[Input material start]
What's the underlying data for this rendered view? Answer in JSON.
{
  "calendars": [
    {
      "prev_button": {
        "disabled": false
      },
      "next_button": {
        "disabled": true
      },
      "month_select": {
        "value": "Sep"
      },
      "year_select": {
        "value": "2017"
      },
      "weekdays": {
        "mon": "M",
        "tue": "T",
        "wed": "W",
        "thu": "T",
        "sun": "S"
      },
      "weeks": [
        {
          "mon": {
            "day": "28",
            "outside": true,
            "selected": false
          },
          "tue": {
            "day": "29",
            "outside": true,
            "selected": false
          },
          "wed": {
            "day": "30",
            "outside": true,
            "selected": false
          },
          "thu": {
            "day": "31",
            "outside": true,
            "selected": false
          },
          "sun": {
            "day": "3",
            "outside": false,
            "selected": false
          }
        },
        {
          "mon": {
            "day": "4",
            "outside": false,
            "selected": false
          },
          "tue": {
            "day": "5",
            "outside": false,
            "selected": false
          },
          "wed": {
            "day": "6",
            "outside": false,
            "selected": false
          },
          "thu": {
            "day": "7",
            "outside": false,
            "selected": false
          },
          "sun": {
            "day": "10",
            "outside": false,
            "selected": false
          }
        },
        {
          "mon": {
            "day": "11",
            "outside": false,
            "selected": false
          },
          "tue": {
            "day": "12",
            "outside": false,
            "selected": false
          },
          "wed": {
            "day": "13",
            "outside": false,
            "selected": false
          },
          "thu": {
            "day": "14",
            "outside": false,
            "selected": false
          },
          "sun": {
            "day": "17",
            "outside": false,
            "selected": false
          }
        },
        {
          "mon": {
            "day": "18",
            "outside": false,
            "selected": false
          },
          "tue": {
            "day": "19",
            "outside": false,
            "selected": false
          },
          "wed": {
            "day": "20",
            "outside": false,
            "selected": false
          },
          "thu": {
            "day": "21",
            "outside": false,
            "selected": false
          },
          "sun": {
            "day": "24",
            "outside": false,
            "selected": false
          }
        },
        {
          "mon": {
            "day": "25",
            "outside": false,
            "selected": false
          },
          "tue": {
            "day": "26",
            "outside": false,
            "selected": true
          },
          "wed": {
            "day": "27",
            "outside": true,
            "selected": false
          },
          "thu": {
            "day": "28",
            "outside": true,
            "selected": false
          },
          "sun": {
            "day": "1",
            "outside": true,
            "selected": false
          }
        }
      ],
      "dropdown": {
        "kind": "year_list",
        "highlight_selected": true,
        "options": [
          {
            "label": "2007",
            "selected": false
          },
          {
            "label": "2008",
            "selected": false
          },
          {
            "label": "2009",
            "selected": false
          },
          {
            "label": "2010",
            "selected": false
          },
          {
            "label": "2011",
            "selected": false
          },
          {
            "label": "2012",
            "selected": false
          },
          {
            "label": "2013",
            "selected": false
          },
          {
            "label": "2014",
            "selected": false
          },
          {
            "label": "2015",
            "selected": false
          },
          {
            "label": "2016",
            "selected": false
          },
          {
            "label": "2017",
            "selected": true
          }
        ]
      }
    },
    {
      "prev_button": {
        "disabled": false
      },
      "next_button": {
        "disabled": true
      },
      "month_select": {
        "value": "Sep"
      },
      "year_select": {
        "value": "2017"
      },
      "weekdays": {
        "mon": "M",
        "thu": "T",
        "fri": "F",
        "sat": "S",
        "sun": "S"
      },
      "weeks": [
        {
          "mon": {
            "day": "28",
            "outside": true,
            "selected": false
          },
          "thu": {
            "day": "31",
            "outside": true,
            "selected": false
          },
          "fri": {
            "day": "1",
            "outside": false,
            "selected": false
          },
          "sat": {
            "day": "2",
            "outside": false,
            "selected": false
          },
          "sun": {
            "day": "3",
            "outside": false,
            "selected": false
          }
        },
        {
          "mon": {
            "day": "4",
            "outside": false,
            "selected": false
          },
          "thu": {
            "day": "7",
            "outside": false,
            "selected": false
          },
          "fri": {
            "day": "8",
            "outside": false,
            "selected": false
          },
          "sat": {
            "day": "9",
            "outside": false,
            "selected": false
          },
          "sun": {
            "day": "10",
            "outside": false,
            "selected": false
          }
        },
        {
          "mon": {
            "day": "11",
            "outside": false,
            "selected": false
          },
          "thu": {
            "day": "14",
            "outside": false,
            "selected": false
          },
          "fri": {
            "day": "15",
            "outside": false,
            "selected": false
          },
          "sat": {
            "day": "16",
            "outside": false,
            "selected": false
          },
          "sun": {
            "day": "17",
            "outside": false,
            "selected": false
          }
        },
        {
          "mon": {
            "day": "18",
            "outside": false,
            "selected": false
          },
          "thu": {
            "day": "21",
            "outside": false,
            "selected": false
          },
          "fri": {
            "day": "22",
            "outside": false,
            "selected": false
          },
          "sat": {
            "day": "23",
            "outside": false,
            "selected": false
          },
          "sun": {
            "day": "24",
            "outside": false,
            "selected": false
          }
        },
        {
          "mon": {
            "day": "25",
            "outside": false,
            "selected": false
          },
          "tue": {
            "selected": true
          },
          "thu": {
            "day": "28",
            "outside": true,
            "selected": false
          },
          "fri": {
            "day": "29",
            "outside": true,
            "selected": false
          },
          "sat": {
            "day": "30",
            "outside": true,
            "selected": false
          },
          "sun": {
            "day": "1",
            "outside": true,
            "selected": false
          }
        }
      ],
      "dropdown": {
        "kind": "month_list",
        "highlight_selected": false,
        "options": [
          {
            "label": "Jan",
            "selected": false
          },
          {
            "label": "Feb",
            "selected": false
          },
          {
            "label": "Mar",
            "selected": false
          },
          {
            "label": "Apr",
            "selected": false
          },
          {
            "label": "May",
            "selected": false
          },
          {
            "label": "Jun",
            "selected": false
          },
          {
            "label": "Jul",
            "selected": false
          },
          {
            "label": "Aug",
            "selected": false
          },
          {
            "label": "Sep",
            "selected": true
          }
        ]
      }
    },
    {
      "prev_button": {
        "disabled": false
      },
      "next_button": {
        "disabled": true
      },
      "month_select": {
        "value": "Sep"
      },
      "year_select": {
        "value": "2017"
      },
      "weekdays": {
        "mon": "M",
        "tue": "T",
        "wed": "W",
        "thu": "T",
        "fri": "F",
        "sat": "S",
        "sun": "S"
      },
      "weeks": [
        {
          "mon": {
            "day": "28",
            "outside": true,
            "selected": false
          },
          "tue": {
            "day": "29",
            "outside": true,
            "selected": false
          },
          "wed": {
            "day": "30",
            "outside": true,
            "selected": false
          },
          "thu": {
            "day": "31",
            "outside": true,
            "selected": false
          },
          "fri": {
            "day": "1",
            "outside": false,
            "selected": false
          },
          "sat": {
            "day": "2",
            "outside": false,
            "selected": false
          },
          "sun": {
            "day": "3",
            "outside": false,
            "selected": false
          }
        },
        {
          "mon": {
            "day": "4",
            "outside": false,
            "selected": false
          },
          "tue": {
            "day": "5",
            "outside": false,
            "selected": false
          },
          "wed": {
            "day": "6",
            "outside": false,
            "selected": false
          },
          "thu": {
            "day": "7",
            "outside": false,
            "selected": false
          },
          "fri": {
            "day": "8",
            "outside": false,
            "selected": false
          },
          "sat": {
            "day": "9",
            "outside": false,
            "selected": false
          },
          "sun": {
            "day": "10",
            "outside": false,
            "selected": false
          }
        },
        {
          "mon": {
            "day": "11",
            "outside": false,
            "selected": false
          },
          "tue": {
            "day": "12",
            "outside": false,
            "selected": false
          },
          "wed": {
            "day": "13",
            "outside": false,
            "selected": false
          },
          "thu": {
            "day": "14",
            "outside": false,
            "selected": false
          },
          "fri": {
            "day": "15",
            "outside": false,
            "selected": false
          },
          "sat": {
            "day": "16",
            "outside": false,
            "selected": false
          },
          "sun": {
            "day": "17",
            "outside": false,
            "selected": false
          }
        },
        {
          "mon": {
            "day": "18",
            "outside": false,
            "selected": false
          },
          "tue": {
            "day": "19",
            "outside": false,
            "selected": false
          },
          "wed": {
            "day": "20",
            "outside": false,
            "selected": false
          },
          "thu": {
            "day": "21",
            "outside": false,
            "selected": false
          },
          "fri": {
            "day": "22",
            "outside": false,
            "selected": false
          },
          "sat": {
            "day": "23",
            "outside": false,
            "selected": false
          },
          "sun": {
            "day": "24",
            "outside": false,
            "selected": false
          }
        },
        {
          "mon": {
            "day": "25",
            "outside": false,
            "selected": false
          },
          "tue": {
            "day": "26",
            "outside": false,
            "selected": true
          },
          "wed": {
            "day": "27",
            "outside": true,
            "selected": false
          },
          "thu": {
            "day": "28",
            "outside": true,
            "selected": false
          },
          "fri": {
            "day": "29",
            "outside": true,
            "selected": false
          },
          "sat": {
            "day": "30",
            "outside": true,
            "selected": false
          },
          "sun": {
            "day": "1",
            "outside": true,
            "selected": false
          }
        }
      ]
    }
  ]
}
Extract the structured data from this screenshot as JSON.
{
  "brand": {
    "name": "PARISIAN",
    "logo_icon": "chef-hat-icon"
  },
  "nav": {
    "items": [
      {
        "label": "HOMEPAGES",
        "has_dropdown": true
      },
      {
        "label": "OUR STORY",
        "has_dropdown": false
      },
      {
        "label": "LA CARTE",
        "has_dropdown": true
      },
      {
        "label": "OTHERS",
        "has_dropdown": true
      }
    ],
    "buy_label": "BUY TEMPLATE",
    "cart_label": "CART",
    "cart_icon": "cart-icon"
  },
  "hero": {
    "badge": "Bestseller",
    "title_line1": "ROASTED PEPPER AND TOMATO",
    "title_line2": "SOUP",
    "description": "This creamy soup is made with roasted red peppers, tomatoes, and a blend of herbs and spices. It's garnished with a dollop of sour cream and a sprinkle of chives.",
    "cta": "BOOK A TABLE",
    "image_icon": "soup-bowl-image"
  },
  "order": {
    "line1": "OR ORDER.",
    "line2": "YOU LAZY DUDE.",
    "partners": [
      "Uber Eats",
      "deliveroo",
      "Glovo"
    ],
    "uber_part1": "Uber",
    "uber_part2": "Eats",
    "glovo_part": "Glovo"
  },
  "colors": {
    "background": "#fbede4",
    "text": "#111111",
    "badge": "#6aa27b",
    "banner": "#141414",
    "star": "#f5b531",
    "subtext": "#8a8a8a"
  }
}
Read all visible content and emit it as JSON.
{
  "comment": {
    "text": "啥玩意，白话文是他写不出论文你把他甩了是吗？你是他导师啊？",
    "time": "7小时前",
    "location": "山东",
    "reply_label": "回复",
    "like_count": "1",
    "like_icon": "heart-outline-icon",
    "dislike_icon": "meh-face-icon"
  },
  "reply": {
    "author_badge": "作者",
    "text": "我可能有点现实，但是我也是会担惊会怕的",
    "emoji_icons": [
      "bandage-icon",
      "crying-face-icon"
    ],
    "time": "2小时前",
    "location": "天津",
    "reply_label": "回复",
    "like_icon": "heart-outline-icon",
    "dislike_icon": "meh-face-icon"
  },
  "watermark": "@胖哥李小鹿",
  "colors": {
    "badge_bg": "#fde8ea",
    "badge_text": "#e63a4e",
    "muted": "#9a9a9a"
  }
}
[Input material end]
Work to be completed: Quote exactly and only the lines from the one holding "Extract the structured" through the end of the data.

Complete output:
Extract the structured data from this screenshot as JSON.
{
  "brand": {
    "name": "PARISIAN",
    "logo_icon": "chef-hat-icon"
  },
  "nav": {
    "items": [
      {
        "label": "HOMEPAGES",
        "has_dropdown": true
      },
      {
        "label": "OUR STORY",
        "has_dropdown": false
      },
      {
        "label": "LA CARTE",
        "has_dropdown": true
      },
      {
        "label": "OTHERS",
        "has_dropdown": true
      }
    ],
    "buy_label": "BUY TEMPLATE",
    "cart_label": "CART",
    "cart_icon": "cart-icon"
  },
  "hero": {
    "badge": "Bestseller",
    "title_line1": "ROASTED PEPPER AND TOMATO",
    "title_line2": "SOUP",
    "description": "This creamy soup is made with roasted red peppers, tomatoes, and a blend of herbs and spices. It's garnished with a dollop of sour cream and a sprinkle of chives.",
    "cta": "BOOK A TABLE",
    "image_icon": "soup-bowl-image"
  },
  "order": {
    "line1": "OR ORDER.",
    "line2": "YOU LAZY DUDE.",
    "partners": [
      "Uber Eats",
      "deliveroo",
      "Glovo"
    ],
    "uber_part1": "Uber",
    "uber_part2": "Eats",
    "glovo_part": "Glovo"
  },
  "colors": {
    "background": "#fbede4",
    "text": "#111111",
    "badge": "#6aa27b",
    "banner": "#141414",
    "star": "#f5b531",
    "subtext": "#8a8a8a"
  }
}
Read all visible content and emit it as JSON.
{
  "comment": {
    "text": "啥玩意，白话文是他写不出论文你把他甩了是吗？你是他导师啊？",
    "time": "7小时前",
    "location": "山东",
    "reply_label": "回复",
    "like_count": "1",
    "like_icon": "heart-outline-icon",
    "dislike_icon": "meh-face-icon"
  },
  "reply": {
    "author_badge": "作者",
    "text": "我可能有点现实，但是我也是会担惊会怕的",
    "emoji_icons": [
      "bandage-icon",
      "crying-face-icon"
    ],
    "time": "2小时前",
    "location": "天津",
    "reply_label": "回复",
    "like_icon": "heart-outline-icon",
    "dislike_icon": "meh-face-icon"
  },
  "watermark": "@胖哥李小鹿",
  "colors": {
    "badge_bg": "#fde8ea",
    "badge_text": "#e63a4e",
    "muted": "#9a9a9a"
  }
}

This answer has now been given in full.